§ **Job**
Spot each line in the records below where the word "medium" occurs, then copy it.

>> Start

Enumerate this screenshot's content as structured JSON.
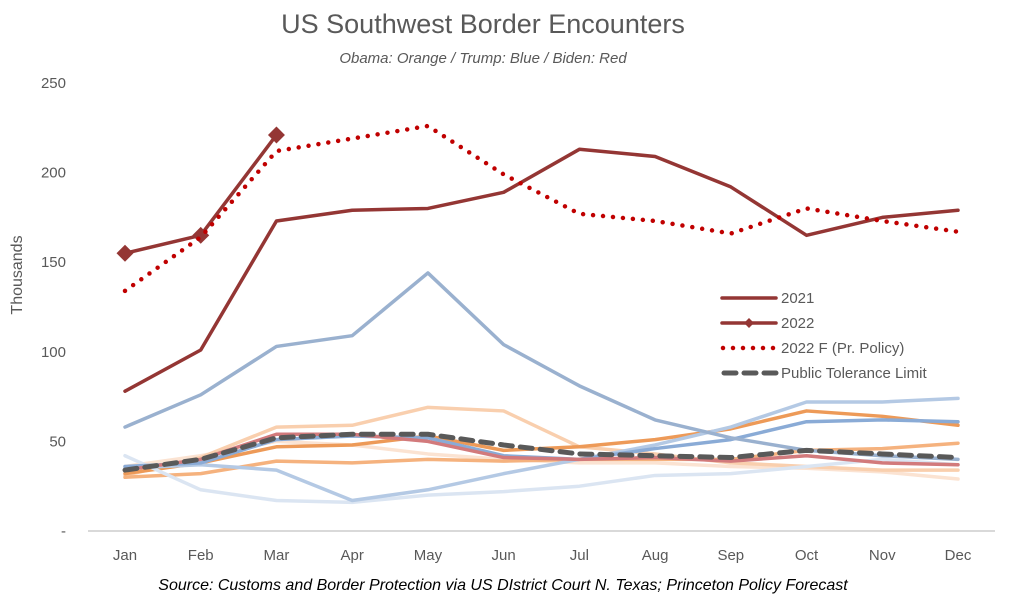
{
  "chart_data": {
    "type": "line",
    "title": "US Southwest Border Encounters",
    "subtitle": "Obama: Orange / Trump: Blue / Biden: Red",
    "xlabel": "",
    "ylabel": "Thousands",
    "ylim": [
      0,
      250
    ],
    "yticks": [
      {
        "value": 0,
        "label": "-"
      },
      {
        "value": 50,
        "label": "50"
      },
      {
        "value": 100,
        "label": "100"
      },
      {
        "value": 150,
        "label": "150"
      },
      {
        "value": 200,
        "label": "200"
      },
      {
        "value": 250,
        "label": "250"
      }
    ],
    "grid": false,
    "legend_position": "center-right",
    "source": "Source: Customs and Border Protection via US DIstrict Court N. Texas; Princeton Policy Forecast",
    "categories": [
      "Jan",
      "Feb",
      "Mar",
      "Apr",
      "May",
      "Jun",
      "Jul",
      "Aug",
      "Sep",
      "Oct",
      "Nov",
      "Dec"
    ],
    "series": [
      {
        "name": "Obama (light)",
        "legend": false,
        "color": "#fbe3d2",
        "style": "solid",
        "values": [
          36,
          42,
          50,
          48,
          43,
          40,
          38,
          38,
          36,
          35,
          33,
          29
        ]
      },
      {
        "name": "Obama (pale)",
        "legend": false,
        "color": "#f9cfae",
        "style": "solid",
        "values": [
          31,
          41,
          58,
          59,
          69,
          67,
          47,
          43,
          38,
          36,
          34,
          34
        ]
      },
      {
        "name": "Obama (medium)",
        "legend": false,
        "color": "#f5b27e",
        "style": "solid",
        "values": [
          30,
          32,
          39,
          38,
          40,
          39,
          40,
          40,
          40,
          45,
          46,
          49
        ]
      },
      {
        "name": "Obama (strong)",
        "legend": false,
        "color": "#ed9a58",
        "style": "solid",
        "values": [
          32,
          38,
          47,
          48,
          53,
          45,
          47,
          51,
          57,
          67,
          64,
          59
        ]
      },
      {
        "name": "Trump (faint)",
        "legend": false,
        "color": "#dbe5f2",
        "style": "solid",
        "values": [
          42,
          23,
          17,
          16,
          20,
          22,
          25,
          31,
          32,
          36,
          40,
          37
        ]
      },
      {
        "name": "Trump (light)",
        "legend": false,
        "color": "#b4c9e4",
        "style": "solid",
        "values": [
          35,
          37,
          34,
          17,
          23,
          32,
          40,
          48,
          58,
          72,
          72,
          74
        ]
      },
      {
        "name": "Trump (medium)",
        "legend": false,
        "color": "#8aabd6",
        "style": "solid",
        "values": [
          36,
          38,
          51,
          53,
          52,
          42,
          40,
          46,
          51,
          61,
          62,
          61
        ]
      },
      {
        "name": "Trump 2019",
        "legend": false,
        "color": "#9ab1cf",
        "style": "solid",
        "values": [
          58,
          76,
          103,
          109,
          144,
          104,
          81,
          62,
          52,
          45,
          42,
          40
        ]
      },
      {
        "name": "Biden (light)",
        "legend": false,
        "color": "#d27a7c",
        "style": "solid",
        "values": [
          34,
          40,
          54,
          54,
          50,
          41,
          40,
          41,
          39,
          42,
          38,
          37
        ]
      },
      {
        "name": "2021",
        "legend": true,
        "color": "#943634",
        "style": "solid",
        "values": [
          78,
          101,
          173,
          179,
          180,
          189,
          213,
          209,
          192,
          165,
          175,
          179
        ]
      },
      {
        "name": "2022",
        "legend": true,
        "color": "#943634",
        "style": "solid-marker",
        "values": [
          155,
          165,
          221,
          null,
          null,
          null,
          null,
          null,
          null,
          null,
          null,
          null
        ]
      },
      {
        "name": "2022 F (Pr. Policy)",
        "legend": true,
        "color": "#c00000",
        "style": "dotted",
        "values": [
          134,
          164,
          212,
          219,
          226,
          199,
          177,
          173,
          166,
          180,
          173,
          167
        ]
      },
      {
        "name": "Public Tolerance Limit",
        "legend": true,
        "color": "#595959",
        "style": "dashed",
        "values": [
          34,
          40,
          52,
          54,
          54,
          48,
          43,
          42,
          41,
          45,
          43,
          41
        ]
      }
    ]
  }
}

>> End

§ **The reply**
        "name": "Obama (medium)",
        "name": "Trump (medium)",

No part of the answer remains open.